» Tâches à réaliser:
a) Recopiez le passage sur le liʿân en commençant à "Chapitre du liʿân" et en terminant à "5/515 (9/212)⦘ (1).".
b) Dans le passage sur le liʿân, que réservent à l'épouse al-Jawzajânî, Abû l-Faraj et le shaykh ?
c) Reprenez le texte sur le liʿân à la suite de sa dernière phrase.

» Extrait de page:
----------

Chapitre du liʿân
1112 – Lorsque le mari a procédé au liʿân et que l’épouse s’y refuse :
Ibn Mufliḥ a dit : « Si le mari s’est effectivement livré au liʿân tandis qu’elle s’y dérobe, il existe, d’après Aḥmad, deux versions : selon la première, on la laisse libre ; selon la seconde, on la détient jusqu’à ce qu’elle avoue quatre fois — certains disent trois — ou qu’elle consente à pratiquer le liʿân. Al-Jawzajânî, Abû l-Faraj et notre shaykh estiment, quant à eux, qu’on lui inflige la peine légale (*ḥadd*), et cet avis est solide. » ⦗Al-Furûʿ 5/515 (9/212)⦘ (1).

----------

» Matériel fourni:
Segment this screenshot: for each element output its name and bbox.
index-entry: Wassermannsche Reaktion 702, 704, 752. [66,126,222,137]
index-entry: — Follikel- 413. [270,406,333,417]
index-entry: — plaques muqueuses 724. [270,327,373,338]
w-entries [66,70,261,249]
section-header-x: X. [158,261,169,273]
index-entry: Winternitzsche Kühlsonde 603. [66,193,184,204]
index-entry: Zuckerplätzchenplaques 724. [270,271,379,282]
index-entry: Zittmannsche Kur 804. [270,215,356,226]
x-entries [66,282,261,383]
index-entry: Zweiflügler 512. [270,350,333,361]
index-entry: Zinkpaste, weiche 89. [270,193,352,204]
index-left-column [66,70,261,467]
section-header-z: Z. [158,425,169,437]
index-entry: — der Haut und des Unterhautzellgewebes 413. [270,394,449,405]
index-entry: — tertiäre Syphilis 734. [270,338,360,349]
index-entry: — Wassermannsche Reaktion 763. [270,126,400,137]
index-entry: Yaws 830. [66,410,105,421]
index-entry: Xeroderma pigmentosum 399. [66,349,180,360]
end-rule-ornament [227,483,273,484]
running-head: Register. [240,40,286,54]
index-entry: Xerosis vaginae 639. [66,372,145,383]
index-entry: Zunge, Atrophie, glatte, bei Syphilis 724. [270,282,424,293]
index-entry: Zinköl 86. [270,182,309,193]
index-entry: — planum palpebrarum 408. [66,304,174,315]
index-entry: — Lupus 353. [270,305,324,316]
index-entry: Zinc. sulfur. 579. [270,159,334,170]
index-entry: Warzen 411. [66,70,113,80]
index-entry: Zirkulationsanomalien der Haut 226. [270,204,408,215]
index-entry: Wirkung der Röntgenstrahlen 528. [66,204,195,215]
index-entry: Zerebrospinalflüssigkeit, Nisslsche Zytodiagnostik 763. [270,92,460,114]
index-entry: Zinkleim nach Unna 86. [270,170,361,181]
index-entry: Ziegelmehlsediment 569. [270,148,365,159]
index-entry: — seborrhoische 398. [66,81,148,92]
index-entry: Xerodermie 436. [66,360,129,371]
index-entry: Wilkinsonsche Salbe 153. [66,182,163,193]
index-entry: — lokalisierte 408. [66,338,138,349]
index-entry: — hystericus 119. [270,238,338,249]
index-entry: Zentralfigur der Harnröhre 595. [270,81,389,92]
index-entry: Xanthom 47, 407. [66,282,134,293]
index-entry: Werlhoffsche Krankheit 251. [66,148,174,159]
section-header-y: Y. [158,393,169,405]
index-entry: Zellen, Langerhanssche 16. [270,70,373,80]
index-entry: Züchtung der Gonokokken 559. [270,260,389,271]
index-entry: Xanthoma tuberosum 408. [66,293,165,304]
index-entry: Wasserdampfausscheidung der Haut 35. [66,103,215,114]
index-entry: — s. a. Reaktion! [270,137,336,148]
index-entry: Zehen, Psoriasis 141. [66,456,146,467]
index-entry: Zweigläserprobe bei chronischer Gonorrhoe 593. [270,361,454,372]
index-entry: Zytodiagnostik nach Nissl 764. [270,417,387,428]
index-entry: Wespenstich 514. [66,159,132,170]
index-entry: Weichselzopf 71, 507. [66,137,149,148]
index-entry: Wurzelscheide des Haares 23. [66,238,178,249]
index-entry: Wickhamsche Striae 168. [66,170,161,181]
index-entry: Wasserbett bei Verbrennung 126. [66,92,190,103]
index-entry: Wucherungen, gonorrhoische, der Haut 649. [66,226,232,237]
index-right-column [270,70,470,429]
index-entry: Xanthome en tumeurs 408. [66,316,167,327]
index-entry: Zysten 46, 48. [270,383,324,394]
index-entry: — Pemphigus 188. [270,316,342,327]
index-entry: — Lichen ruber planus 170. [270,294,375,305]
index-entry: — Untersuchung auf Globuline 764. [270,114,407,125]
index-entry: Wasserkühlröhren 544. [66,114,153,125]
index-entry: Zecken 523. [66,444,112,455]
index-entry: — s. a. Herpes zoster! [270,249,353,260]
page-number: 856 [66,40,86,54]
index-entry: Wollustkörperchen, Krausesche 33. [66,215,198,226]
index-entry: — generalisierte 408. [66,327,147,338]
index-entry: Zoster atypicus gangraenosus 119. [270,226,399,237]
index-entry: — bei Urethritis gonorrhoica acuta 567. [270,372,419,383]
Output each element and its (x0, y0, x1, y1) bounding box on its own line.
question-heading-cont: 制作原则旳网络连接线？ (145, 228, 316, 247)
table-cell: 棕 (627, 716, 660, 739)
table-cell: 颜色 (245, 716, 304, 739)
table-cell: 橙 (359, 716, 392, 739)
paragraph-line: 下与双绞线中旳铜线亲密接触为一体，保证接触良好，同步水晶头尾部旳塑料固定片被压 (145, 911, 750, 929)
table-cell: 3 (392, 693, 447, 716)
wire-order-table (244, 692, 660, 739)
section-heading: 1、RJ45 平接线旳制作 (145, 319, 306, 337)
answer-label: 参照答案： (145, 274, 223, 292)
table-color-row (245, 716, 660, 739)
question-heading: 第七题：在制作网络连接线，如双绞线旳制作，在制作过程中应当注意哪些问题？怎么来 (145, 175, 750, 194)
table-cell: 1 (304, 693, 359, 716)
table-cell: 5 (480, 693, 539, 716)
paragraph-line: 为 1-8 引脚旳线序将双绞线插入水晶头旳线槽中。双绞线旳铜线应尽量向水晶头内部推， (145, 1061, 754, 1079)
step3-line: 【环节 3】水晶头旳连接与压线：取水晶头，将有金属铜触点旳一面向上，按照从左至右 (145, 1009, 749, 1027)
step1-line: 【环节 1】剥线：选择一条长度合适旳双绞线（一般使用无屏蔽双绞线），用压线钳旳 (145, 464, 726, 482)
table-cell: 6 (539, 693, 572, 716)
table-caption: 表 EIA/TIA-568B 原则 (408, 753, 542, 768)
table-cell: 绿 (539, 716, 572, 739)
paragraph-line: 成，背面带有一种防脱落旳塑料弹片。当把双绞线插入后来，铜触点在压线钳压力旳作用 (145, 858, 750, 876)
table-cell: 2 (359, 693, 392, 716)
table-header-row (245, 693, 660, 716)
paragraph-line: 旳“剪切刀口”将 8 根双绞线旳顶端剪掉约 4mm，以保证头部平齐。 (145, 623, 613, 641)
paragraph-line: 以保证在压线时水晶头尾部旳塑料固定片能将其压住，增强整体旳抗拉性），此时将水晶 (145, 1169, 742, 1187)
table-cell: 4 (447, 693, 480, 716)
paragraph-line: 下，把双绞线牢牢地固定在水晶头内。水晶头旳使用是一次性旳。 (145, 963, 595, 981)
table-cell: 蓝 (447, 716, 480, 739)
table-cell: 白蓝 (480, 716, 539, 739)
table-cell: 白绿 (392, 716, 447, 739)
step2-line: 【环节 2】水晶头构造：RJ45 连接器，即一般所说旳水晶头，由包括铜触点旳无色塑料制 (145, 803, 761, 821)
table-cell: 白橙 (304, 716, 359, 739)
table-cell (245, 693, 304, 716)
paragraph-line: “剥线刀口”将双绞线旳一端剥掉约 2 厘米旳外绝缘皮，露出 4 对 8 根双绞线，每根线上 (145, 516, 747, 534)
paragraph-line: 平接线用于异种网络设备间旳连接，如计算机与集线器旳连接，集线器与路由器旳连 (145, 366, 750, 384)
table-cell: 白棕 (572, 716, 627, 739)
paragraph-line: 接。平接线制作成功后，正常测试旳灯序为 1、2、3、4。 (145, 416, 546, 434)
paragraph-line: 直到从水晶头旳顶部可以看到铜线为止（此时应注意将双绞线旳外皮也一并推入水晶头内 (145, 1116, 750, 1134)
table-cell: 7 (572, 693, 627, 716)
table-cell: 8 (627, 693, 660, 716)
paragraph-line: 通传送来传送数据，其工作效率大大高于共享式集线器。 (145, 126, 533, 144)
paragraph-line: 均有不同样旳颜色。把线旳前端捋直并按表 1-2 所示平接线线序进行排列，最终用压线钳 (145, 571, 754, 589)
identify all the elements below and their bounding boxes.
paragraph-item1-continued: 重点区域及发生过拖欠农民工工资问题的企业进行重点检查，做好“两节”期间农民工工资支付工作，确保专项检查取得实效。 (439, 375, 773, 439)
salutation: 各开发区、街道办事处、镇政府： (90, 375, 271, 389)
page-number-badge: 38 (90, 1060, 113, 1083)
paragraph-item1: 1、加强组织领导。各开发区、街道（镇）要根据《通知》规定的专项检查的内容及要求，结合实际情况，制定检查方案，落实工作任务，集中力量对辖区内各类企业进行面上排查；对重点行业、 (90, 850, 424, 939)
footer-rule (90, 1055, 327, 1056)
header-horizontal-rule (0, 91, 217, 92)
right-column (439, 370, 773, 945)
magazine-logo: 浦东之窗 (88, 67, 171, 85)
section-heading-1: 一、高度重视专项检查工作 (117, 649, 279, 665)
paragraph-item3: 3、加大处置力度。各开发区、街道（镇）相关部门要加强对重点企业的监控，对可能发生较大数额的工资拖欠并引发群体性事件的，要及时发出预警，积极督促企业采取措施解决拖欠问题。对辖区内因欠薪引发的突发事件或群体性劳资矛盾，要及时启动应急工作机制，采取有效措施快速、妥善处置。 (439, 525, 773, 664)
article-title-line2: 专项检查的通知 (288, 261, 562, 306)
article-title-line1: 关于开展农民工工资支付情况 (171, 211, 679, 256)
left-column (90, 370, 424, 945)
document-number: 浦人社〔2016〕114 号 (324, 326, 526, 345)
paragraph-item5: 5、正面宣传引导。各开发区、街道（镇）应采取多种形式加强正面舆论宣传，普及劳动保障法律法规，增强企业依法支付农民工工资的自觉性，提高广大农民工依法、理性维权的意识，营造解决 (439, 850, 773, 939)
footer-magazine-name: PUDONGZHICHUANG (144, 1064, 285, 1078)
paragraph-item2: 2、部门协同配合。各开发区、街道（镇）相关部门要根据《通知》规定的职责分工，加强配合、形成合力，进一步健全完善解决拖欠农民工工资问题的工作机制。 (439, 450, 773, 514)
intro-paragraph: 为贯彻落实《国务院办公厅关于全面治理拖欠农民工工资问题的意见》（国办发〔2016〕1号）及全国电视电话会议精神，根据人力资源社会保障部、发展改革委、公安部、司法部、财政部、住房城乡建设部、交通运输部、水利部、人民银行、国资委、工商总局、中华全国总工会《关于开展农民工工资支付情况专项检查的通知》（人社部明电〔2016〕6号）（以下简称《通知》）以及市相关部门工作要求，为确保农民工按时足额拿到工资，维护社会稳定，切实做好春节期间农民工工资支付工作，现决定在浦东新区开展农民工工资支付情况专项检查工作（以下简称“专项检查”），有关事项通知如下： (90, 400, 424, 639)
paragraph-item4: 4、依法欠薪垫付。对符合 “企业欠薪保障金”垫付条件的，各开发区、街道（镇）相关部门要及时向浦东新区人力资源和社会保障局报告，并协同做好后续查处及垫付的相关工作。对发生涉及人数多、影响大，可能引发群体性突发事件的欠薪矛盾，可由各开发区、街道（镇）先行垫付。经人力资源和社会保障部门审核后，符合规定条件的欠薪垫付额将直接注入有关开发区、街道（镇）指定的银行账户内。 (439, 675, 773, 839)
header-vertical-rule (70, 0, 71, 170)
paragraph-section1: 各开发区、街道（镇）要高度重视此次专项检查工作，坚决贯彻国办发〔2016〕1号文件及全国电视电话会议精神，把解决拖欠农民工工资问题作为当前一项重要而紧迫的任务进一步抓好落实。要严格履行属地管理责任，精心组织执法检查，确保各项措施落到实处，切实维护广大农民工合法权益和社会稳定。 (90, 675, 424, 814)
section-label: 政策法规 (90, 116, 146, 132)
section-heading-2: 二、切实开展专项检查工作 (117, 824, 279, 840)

----------

» Réponses rédigées:
a)
Chapitre du liʿân
1112 – Lorsque le mari a procédé au liʿân et que l’épouse s’y refuse :
Ibn Mufliḥ a dit : « Si le mari s’est effectivement livré au liʿân tandis qu’elle s’y dérobe, il existe, d’après Aḥmad, deux versions : selon la première, on la laisse libre ; selon la seconde, on la détient jusqu’à ce qu’elle avoue quatre fois — certains disent trois — ou qu’elle consente à pratiquer le liʿân. Al-Jawzajânî, Abû l-Faraj et notre shaykh estiment, quant à eux, qu’on lui inflige la peine légale (*ḥadd*), et cet avis est solide. » ⦗Al-Furûʿ 5/515 (9/212)⦘ (1).

b) Ils estiment qu'on lui inflige la peine légale (*ḥadd*).

c)
(1) Al-Ikhtiyarat d’al-Baʿlī, p. 398 ; voir al-Fatawa, t. 15, p. 351 ; t. 20, p. 390.
باب اللعان
١١١٢ - إذا التعن الزوج ونكلت الزوجة:
- قال ابن مفلح: (وإن التعن ونكلت، فعنه: تخلى، وعنه: تحبس حتى تقر أربعا، وقيل: ثلاثا، أو تلاعن، وقال الجوزجاني وأبو الفرج وشيخنا: تحد، وهو قوي) [الفروع ٥/ ٥١٥ (٩/ ٢١٢)] (١).
(١) «الاختيارات» للبعلي (٣٩٨) , وانظر: «الفتاوى» (١٥/ ٣٥١؛ ٢٠/ ٣٩٠).